Pull out from the material below all lines with "Elevation".

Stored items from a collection

— start —

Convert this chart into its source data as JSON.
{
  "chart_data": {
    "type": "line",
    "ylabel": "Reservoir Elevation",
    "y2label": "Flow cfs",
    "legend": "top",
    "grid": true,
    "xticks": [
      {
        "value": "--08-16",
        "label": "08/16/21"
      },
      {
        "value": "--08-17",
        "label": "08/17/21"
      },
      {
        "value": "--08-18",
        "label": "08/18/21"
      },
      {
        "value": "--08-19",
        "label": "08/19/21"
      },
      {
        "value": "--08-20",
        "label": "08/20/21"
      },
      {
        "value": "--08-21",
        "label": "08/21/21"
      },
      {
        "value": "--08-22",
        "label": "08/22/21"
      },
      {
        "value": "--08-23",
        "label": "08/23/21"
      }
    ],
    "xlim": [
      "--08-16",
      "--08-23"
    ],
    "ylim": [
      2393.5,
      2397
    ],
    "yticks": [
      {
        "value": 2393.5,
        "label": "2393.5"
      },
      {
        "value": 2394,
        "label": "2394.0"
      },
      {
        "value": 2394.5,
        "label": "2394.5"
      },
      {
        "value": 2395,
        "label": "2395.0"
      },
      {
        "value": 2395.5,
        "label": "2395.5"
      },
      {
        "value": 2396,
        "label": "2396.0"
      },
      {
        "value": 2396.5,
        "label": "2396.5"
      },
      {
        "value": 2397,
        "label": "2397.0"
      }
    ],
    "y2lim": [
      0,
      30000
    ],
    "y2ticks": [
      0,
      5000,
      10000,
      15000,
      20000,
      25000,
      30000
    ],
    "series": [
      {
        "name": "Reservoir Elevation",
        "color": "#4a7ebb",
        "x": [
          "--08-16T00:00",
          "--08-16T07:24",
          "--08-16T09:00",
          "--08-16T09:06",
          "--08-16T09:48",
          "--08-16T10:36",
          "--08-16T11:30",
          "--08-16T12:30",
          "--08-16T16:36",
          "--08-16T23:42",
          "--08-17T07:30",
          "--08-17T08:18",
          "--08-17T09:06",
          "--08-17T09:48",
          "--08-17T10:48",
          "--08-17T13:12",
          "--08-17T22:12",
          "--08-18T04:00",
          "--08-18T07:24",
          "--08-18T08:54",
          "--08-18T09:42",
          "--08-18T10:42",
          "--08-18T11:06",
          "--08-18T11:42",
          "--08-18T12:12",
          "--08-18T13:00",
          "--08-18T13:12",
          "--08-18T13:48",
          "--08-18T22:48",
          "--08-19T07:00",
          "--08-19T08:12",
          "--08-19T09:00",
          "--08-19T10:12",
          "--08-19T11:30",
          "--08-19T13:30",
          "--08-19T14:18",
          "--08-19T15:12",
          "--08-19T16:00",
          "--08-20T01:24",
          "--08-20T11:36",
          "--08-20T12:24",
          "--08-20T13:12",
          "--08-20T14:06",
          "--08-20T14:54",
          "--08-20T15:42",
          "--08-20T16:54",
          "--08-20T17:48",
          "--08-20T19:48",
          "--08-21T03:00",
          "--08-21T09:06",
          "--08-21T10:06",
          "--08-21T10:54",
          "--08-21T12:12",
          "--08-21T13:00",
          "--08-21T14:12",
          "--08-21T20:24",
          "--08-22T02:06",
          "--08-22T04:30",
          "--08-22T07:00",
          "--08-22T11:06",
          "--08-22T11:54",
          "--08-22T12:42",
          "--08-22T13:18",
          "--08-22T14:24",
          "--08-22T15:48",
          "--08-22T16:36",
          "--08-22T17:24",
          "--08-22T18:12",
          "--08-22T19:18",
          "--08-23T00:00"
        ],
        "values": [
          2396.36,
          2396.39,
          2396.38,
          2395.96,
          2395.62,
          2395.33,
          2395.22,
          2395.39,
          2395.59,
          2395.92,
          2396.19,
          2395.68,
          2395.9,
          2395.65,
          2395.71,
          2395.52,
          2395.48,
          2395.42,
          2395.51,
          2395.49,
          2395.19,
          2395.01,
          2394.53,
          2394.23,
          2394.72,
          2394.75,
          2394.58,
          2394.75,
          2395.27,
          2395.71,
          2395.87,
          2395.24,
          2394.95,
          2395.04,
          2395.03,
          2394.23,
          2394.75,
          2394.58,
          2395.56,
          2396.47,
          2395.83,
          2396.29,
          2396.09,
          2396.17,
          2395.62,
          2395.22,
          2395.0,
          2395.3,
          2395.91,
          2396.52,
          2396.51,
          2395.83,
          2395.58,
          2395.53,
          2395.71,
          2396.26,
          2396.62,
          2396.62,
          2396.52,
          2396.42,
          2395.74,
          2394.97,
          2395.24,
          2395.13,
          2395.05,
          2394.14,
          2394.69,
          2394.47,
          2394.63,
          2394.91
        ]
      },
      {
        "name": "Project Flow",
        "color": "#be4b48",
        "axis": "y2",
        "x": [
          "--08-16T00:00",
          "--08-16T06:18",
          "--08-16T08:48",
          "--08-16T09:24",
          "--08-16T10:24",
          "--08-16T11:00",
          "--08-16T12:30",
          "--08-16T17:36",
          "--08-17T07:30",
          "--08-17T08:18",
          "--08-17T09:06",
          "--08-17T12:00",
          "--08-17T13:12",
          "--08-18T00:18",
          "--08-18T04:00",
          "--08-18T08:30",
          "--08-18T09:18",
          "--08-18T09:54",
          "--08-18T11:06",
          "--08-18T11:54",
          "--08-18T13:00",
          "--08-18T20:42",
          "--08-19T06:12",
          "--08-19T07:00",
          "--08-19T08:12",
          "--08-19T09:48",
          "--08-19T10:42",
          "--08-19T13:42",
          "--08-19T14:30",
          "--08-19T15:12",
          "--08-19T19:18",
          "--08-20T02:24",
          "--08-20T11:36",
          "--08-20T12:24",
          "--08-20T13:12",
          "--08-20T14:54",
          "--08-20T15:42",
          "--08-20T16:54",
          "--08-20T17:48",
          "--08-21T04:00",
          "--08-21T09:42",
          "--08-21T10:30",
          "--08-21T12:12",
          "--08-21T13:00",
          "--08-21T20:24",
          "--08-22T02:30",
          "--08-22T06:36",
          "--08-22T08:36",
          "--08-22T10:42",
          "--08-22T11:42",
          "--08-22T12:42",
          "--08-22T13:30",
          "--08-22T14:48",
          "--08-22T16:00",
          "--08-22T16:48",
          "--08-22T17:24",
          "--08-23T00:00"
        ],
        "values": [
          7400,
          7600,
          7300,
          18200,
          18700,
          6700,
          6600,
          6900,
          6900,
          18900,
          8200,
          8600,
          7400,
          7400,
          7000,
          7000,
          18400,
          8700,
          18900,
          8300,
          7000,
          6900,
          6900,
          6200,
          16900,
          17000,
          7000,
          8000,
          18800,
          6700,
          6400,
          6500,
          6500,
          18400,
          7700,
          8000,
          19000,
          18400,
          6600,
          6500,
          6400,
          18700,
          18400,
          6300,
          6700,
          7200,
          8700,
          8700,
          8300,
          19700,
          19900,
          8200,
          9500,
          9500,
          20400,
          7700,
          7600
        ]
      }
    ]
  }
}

— end —

● COMPLETE OUTPUT:
    "ylabel": "Reservoir Elevation",
        "name": "Reservoir Elevation",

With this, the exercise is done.